* start *

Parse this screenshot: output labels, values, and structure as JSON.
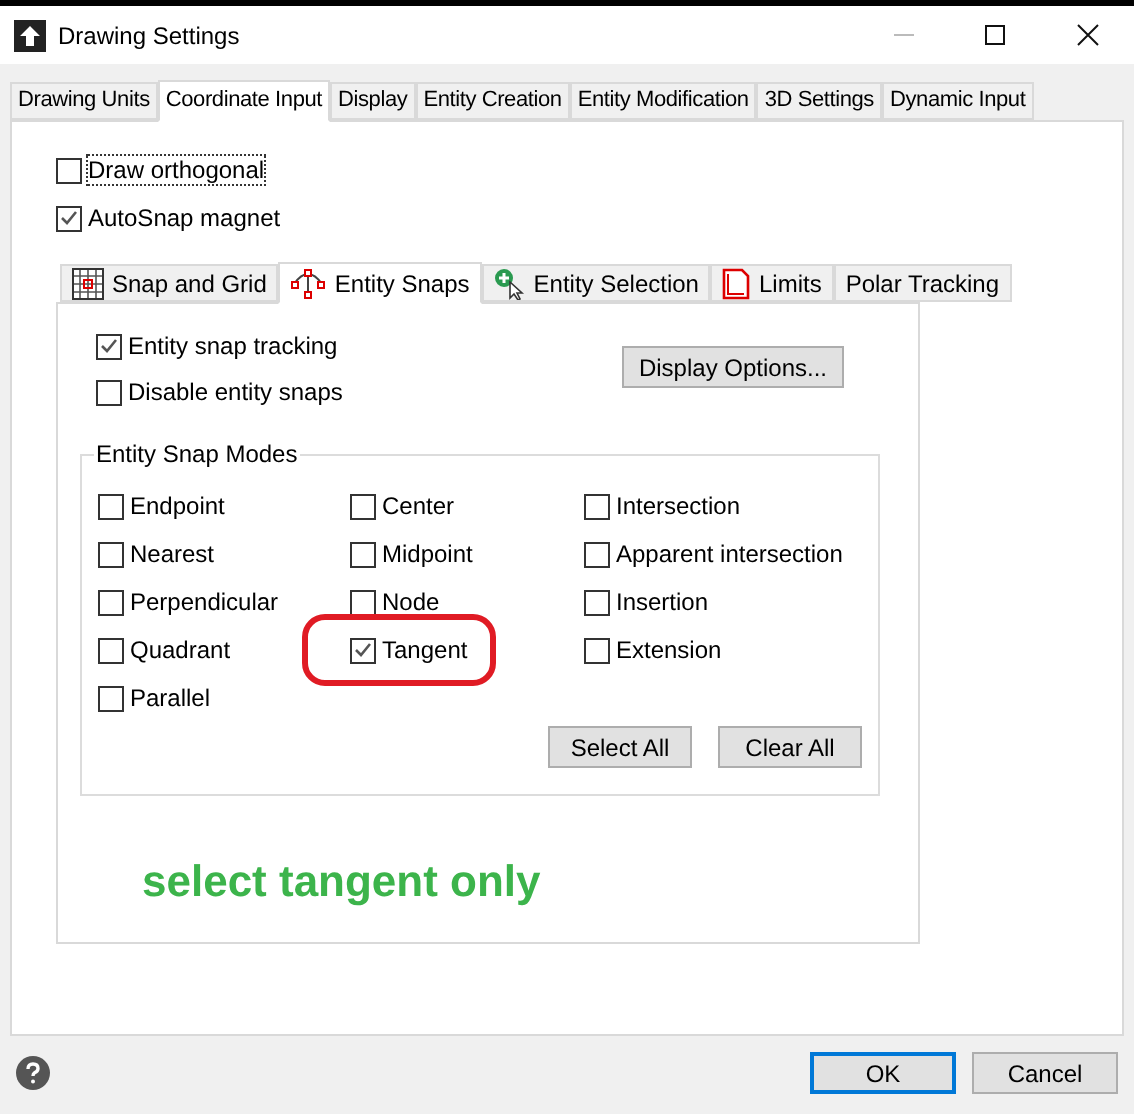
{
  "window": {
    "title": "Drawing Settings"
  },
  "tabs": [
    {
      "label": "Drawing Units",
      "selected": false
    },
    {
      "label": "Coordinate Input",
      "selected": true
    },
    {
      "label": "Display",
      "selected": false
    },
    {
      "label": "Entity Creation",
      "selected": false
    },
    {
      "label": "Entity Modification",
      "selected": false
    },
    {
      "label": "3D Settings",
      "selected": false
    },
    {
      "label": "Dynamic Input",
      "selected": false
    }
  ],
  "options": [
    {
      "label": "Draw orthogonal",
      "checked": false,
      "focused": true
    },
    {
      "label": "AutoSnap magnet",
      "checked": true,
      "focused": false
    }
  ],
  "inner_tabs": [
    {
      "label": "Snap and Grid",
      "selected": false
    },
    {
      "label": "Entity Snaps",
      "selected": true
    },
    {
      "label": "Entity Selection",
      "selected": false
    },
    {
      "label": "Limits",
      "selected": false
    },
    {
      "label": "Polar Tracking",
      "selected": false
    }
  ],
  "snap_options": [
    {
      "label": "Entity snap tracking",
      "checked": true
    },
    {
      "label": "Disable entity snaps",
      "checked": false
    }
  ],
  "display_options_button": "Display Options...",
  "snap_modes": {
    "title": "Entity Snap Modes",
    "items": [
      {
        "label": "Endpoint",
        "checked": false,
        "circled": false
      },
      {
        "label": "Center",
        "checked": false,
        "circled": false
      },
      {
        "label": "Intersection",
        "checked": false,
        "circled": false
      },
      {
        "label": "Nearest",
        "checked": false,
        "circled": false
      },
      {
        "label": "Midpoint",
        "checked": false,
        "circled": false
      },
      {
        "label": "Apparent intersection",
        "checked": false,
        "circled": false
      },
      {
        "label": "Perpendicular",
        "checked": false,
        "circled": false
      },
      {
        "label": "Node",
        "checked": false,
        "circled": false
      },
      {
        "label": "Insertion",
        "checked": false,
        "circled": false
      },
      {
        "label": "Quadrant",
        "checked": false,
        "circled": false
      },
      {
        "label": "Tangent",
        "checked": true,
        "circled": true
      },
      {
        "label": "Extension",
        "checked": false,
        "circled": false
      },
      {
        "label": "Parallel",
        "checked": false,
        "circled": false
      }
    ],
    "buttons": [
      "Select All",
      "Clear All"
    ]
  },
  "annotation": "select tangent only",
  "footer_buttons": [
    {
      "label": "OK",
      "default": true
    },
    {
      "label": "Cancel",
      "default": false
    }
  ]
}
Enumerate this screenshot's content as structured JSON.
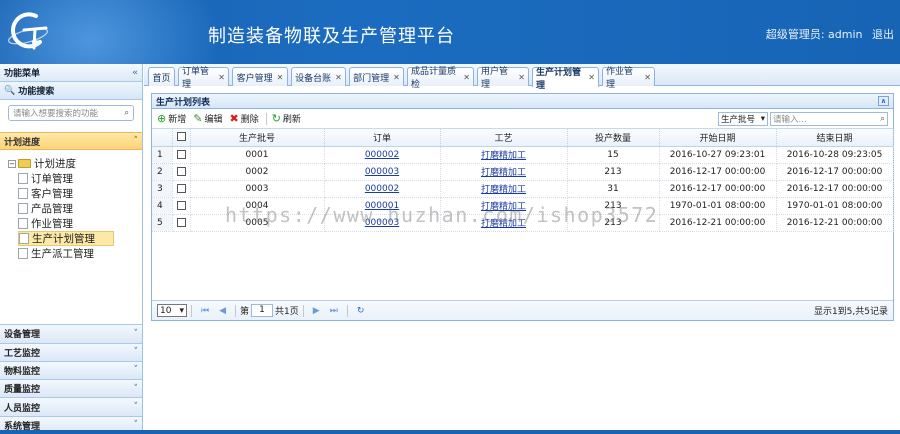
{
  "header": {
    "title": "制造装备物联及生产管理平台",
    "user_label": "超级管理员: admin",
    "logout": "退出"
  },
  "sidebar": {
    "title": "功能菜单",
    "collapse_glyph": "«",
    "search_title": "功能搜索",
    "search_placeholder": "请输入想要搜索的功能",
    "active_section": "计划进度",
    "tree_root": "计划进度",
    "tree_items": [
      "订单管理",
      "客户管理",
      "产品管理",
      "作业管理",
      "生产计划管理",
      "生产派工管理"
    ],
    "selected_item": "生产计划管理",
    "sections": [
      "设备管理",
      "工艺监控",
      "物料监控",
      "质量监控",
      "人员监控",
      "系统管理"
    ]
  },
  "tabs": [
    {
      "label": "首页",
      "closable": false
    },
    {
      "label": "订单管理",
      "closable": true
    },
    {
      "label": "客户管理",
      "closable": true
    },
    {
      "label": "设备台账",
      "closable": true
    },
    {
      "label": "部门管理",
      "closable": true
    },
    {
      "label": "成品计量质检",
      "closable": true
    },
    {
      "label": "用户管理",
      "closable": true
    },
    {
      "label": "生产计划管理",
      "closable": true,
      "active": true
    },
    {
      "label": "作业管理",
      "closable": true
    }
  ],
  "panel": {
    "title": "生产计划列表",
    "toolbar": {
      "add": "新增",
      "edit": "编辑",
      "delete": "删除",
      "refresh": "刷新"
    },
    "search_field_selected": "生产批号",
    "search_placeholder": "请输入..."
  },
  "grid": {
    "columns": [
      "生产批号",
      "订单",
      "工艺",
      "投产数量",
      "开始日期",
      "结束日期"
    ],
    "rows": [
      {
        "num": "1",
        "batch": "0001",
        "order": "000002",
        "process": "打磨精加工",
        "qty": "15",
        "start": "2016-10-27 09:23:01",
        "end": "2016-10-28 09:23:05"
      },
      {
        "num": "2",
        "batch": "0002",
        "order": "000003",
        "process": "打磨精加工",
        "qty": "213",
        "start": "2016-12-17 00:00:00",
        "end": "2016-12-17 00:00:00"
      },
      {
        "num": "3",
        "batch": "0003",
        "order": "000002",
        "process": "打磨精加工",
        "qty": "31",
        "start": "2016-12-17 00:00:00",
        "end": "2016-12-17 00:00:00"
      },
      {
        "num": "4",
        "batch": "0004",
        "order": "000001",
        "process": "打磨精加工",
        "qty": "213",
        "start": "1970-01-01 08:00:00",
        "end": "1970-01-01 08:00:00"
      },
      {
        "num": "5",
        "batch": "0005",
        "order": "000003",
        "process": "打磨精加工",
        "qty": "213",
        "start": "2016-12-21 00:00:00",
        "end": "2016-12-21 00:00:00"
      }
    ]
  },
  "pager": {
    "page_size": "10",
    "page_prefix": "第",
    "current_page": "1",
    "page_suffix": "共1页",
    "info": "显示1到5,共5记录"
  },
  "watermark": "https://www.huzhan.com/ishop3572",
  "colors": {
    "header_blue": "#1a63b3",
    "active_section": "#fdd377",
    "link": "#1a3aa8"
  }
}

* end *

• [TO BE DONE]
All the lines above are to be given again exactly as they read, with the pictures removed.

• [RESPONSE]
Parse this screenshot: output labels, values, and structure as JSON.
{
  "window": {
    "title": "Drawing Settings"
  },
  "tabs": [
    {
      "label": "Drawing Units",
      "selected": false
    },
    {
      "label": "Coordinate Input",
      "selected": true
    },
    {
      "label": "Display",
      "selected": false
    },
    {
      "label": "Entity Creation",
      "selected": false
    },
    {
      "label": "Entity Modification",
      "selected": false
    },
    {
      "label": "3D Settings",
      "selected": false
    },
    {
      "label": "Dynamic Input",
      "selected": false
    }
  ],
  "options": [
    {
      "label": "Draw orthogonal",
      "checked": false,
      "focused": true
    },
    {
      "label": "AutoSnap magnet",
      "checked": true,
      "focused": false
    }
  ],
  "inner_tabs": [
    {
      "label": "Snap and Grid",
      "selected": false
    },
    {
      "label": "Entity Snaps",
      "selected": true
    },
    {
      "label": "Entity Selection",
      "selected": false
    },
    {
      "label": "Limits",
      "selected": false
    },
    {
      "label": "Polar Tracking",
      "selected": false
    }
  ],
  "snap_options": [
    {
      "label": "Entity snap tracking",
      "checked": true
    },
    {
      "label": "Disable entity snaps",
      "checked": false
    }
  ],
  "display_options_button": "Display Options...",
  "snap_modes": {
    "title": "Entity Snap Modes",
    "items": [
      {
        "label": "Endpoint",
        "checked": false,
        "circled": false
      },
      {
        "label": "Center",
        "checked": false,
        "circled": false
      },
      {
        "label": "Intersection",
        "checked": false,
        "circled": false
      },
      {
        "label": "Nearest",
        "checked": false,
        "circled": false
      },
      {
        "label": "Midpoint",
        "checked": false,
        "circled": false
      },
      {
        "label": "Apparent intersection",
        "checked": false,
        "circled": false
      },
      {
        "label": "Perpendicular",
        "checked": false,
        "circled": false
      },
      {
        "label": "Node",
        "checked": false,
        "circled": false
      },
      {
        "label": "Insertion",
        "checked": false,
        "circled": false
      },
      {
        "label": "Quadrant",
        "checked": false,
        "circled": false
      },
      {
        "label": "Tangent",
        "checked": true,
        "circled": true
      },
      {
        "label": "Extension",
        "checked": false,
        "circled": false
      },
      {
        "label": "Parallel",
        "checked": false,
        "circled": false
      }
    ],
    "buttons": [
      "Select All",
      "Clear All"
    ]
  },
  "annotation": "select tangent only",
  "footer_buttons": [
    {
      "label": "OK",
      "default": true
    },
    {
      "label": "Cancel",
      "default": false
    }
  ]
}
Enumerate this screenshot's content as structured JSON.
{
  "header": {
    "title": "制造装备物联及生产管理平台",
    "user_label": "超级管理员: admin",
    "logout": "退出"
  },
  "sidebar": {
    "title": "功能菜单",
    "collapse_glyph": "«",
    "search_title": "功能搜索",
    "search_placeholder": "请输入想要搜索的功能",
    "active_section": "计划进度",
    "tree_root": "计划进度",
    "tree_items": [
      "订单管理",
      "客户管理",
      "产品管理",
      "作业管理",
      "生产计划管理",
      "生产派工管理"
    ],
    "selected_item": "生产计划管理",
    "sections": [
      "设备管理",
      "工艺监控",
      "物料监控",
      "质量监控",
      "人员监控",
      "系统管理"
    ]
  },
  "tabs": [
    {
      "label": "首页",
      "closable": false
    },
    {
      "label": "订单管理",
      "closable": true
    },
    {
      "label": "客户管理",
      "closable": true
    },
    {
      "label": "设备台账",
      "closable": true
    },
    {
      "label": "部门管理",
      "closable": true
    },
    {
      "label": "成品计量质检",
      "closable": true
    },
    {
      "label": "用户管理",
      "closable": true
    },
    {
      "label": "生产计划管理",
      "closable": true,
      "active": true
    },
    {
      "label": "作业管理",
      "closable": true
    }
  ],
  "panel": {
    "title": "生产计划列表",
    "toolbar": {
      "add": "新增",
      "edit": "编辑",
      "delete": "删除",
      "refresh": "刷新"
    },
    "search_field_selected": "生产批号",
    "search_placeholder": "请输入..."
  },
  "grid": {
    "columns": [
      "生产批号",
      "订单",
      "工艺",
      "投产数量",
      "开始日期",
      "结束日期"
    ],
    "rows": [
      {
        "num": "1",
        "batch": "0001",
        "order": "000002",
        "process": "打磨精加工",
        "qty": "15",
        "start": "2016-10-27 09:23:01",
        "end": "2016-10-28 09:23:05"
      },
      {
        "num": "2",
        "batch": "0002",
        "order": "000003",
        "process": "打磨精加工",
        "qty": "213",
        "start": "2016-12-17 00:00:00",
        "end": "2016-12-17 00:00:00"
      },
      {
        "num": "3",
        "batch": "0003",
        "order": "000002",
        "process": "打磨精加工",
        "qty": "31",
        "start": "2016-12-17 00:00:00",
        "end": "2016-12-17 00:00:00"
      },
      {
        "num": "4",
        "batch": "0004",
        "order": "000001",
        "process": "打磨精加工",
        "qty": "213",
        "start": "1970-01-01 08:00:00",
        "end": "1970-01-01 08:00:00"
      },
      {
        "num": "5",
        "batch": "0005",
        "order": "000003",
        "process": "打磨精加工",
        "qty": "213",
        "start": "2016-12-21 00:00:00",
        "end": "2016-12-21 00:00:00"
      }
    ]
  },
  "pager": {
    "page_size": "10",
    "page_prefix": "第",
    "current_page": "1",
    "page_suffix": "共1页",
    "info": "显示1到5,共5记录"
  },
  "watermark": "https://www.huzhan.com/ishop3572",
  "colors": {
    "header_blue": "#1a63b3",
    "active_section": "#fdd377",
    "link": "#1a3aa8"
  }
}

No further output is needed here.